◆ What needs to be done ◆
Retype word for word the portion of the Xen security advisory below that starts with the words containing "Metadata is only" and finishes with "UUID alphanumeric order)".

◆ Passage provided ◆

+ + + +

Information

Files

Advisory

-----BEGIN PGP SIGNED MESSAGE-----
Hash: SHA256

            Xen Security Advisory CVE-2024-31144 / XSA-459
                               version 2

  Xapi: Metadata injection attack against backup/restore functionality

UPDATES IN VERSION 2
====================

Public release.

ISSUE DESCRIPTION
=================

For a brief summary of Xapi terminology, see:

  https://xapi-project.github.io/xen-api/overview.html#object-model-overview

Xapi contains functionality to backup and restore metadata about Virtual
Machines and Storage Repositories (SRs).

The metadata itself is stored in a Virtual Disk Image (VDI) inside an
SR.  This is used for two purposes; a general backup of metadata
(e.g. to recover from a host failure if the filer is still good), and
Portable SRs (e.g. using an external hard drive to move VMs to another
host).

Metadata is only restored as an explicit administrator action, but
occurs in cases where the host has no information about the SR, and must
locate the metadata VDI in order to retrieve the metadata.

The metadata VDI is located by searching (in UUID alphanumeric order)
each VDI, mounting it, and seeing if there is a suitable metadata file
present.  The first matching VDI is deemed to be the metadata VDI, and
is restored from.

In the general case, the content of VDIs are controlled by the VM owner,
and should not be trusted by the host administrator.

A malicious guest can manipulate its disk to appear to be a metadata
backup.

+ + + +

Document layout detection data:

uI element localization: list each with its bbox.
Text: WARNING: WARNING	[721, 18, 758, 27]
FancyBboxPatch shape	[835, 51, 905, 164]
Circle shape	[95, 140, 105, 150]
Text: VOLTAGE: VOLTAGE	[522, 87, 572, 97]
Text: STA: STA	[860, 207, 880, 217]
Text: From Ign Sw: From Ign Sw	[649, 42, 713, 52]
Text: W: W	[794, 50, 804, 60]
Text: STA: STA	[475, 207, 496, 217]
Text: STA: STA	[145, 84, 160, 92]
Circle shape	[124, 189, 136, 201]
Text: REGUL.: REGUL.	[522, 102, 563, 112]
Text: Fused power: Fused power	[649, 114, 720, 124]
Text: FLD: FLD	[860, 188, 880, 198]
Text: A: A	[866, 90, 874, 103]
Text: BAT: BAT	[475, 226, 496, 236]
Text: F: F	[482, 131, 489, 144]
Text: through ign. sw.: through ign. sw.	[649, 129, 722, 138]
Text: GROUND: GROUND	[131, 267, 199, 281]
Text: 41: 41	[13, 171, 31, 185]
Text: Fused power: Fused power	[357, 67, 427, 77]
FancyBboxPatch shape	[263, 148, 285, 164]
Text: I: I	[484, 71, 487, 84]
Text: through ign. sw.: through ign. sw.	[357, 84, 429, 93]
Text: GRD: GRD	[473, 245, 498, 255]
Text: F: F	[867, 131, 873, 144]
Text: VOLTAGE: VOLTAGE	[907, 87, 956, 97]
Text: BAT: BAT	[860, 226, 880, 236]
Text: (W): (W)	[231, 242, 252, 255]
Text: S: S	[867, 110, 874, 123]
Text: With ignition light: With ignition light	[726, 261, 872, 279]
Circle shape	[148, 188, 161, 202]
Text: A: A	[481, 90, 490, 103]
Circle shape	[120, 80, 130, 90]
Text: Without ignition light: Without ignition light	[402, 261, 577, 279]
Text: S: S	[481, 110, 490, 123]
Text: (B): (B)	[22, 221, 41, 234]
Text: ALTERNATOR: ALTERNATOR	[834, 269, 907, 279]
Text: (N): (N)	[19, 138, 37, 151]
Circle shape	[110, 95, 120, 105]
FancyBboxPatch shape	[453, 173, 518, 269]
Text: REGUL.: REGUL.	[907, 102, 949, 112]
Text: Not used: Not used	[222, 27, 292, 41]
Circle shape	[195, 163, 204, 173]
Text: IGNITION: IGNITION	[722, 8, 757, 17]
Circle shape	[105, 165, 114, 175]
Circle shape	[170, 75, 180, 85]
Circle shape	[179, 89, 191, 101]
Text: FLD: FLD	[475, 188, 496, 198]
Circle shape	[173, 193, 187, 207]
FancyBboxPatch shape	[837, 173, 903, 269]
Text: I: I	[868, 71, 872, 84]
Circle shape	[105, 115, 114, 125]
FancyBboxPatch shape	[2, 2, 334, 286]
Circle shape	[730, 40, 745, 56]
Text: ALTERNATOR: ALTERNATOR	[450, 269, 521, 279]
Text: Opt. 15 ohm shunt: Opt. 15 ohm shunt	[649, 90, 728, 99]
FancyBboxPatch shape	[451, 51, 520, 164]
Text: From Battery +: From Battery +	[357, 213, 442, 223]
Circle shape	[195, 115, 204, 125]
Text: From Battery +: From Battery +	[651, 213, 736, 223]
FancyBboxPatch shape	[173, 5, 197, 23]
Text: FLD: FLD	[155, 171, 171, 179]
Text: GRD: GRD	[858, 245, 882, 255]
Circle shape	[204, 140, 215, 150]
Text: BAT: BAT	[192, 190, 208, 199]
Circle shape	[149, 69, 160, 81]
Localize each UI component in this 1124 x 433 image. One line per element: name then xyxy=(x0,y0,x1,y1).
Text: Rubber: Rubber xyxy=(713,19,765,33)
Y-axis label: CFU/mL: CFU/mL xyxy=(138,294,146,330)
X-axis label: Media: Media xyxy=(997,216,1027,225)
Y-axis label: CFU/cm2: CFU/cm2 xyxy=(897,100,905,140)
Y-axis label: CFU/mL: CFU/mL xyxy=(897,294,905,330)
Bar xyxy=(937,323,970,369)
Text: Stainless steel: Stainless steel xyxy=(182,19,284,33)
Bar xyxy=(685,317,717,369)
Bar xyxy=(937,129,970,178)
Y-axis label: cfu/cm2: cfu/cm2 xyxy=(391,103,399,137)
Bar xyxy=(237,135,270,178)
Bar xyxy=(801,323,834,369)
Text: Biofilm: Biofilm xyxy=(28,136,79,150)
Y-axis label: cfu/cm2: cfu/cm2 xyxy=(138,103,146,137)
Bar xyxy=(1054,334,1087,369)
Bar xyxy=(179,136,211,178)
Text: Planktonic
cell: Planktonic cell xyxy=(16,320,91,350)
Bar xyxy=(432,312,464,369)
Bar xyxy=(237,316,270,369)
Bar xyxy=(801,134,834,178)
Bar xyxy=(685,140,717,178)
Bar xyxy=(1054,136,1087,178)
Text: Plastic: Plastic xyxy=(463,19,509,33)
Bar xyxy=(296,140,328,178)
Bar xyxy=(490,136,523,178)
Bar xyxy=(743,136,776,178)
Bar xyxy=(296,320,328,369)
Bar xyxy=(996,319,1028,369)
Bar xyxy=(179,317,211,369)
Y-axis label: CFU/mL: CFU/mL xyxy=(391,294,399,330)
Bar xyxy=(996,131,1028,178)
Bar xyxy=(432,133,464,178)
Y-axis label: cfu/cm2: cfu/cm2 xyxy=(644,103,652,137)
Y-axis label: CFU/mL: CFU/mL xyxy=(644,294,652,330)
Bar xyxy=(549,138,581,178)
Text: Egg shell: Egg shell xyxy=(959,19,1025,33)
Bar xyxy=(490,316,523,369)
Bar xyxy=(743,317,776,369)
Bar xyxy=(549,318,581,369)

+ + + +

◆ Answer for the task ◆
Metadata is only restored as an explicit administrator action, but
occurs in cases where the host has no information about the SR, and must
locate the metadata VDI in order to retrieve the metadata.

The metadata VDI is located by searching (in UUID alphanumeric order)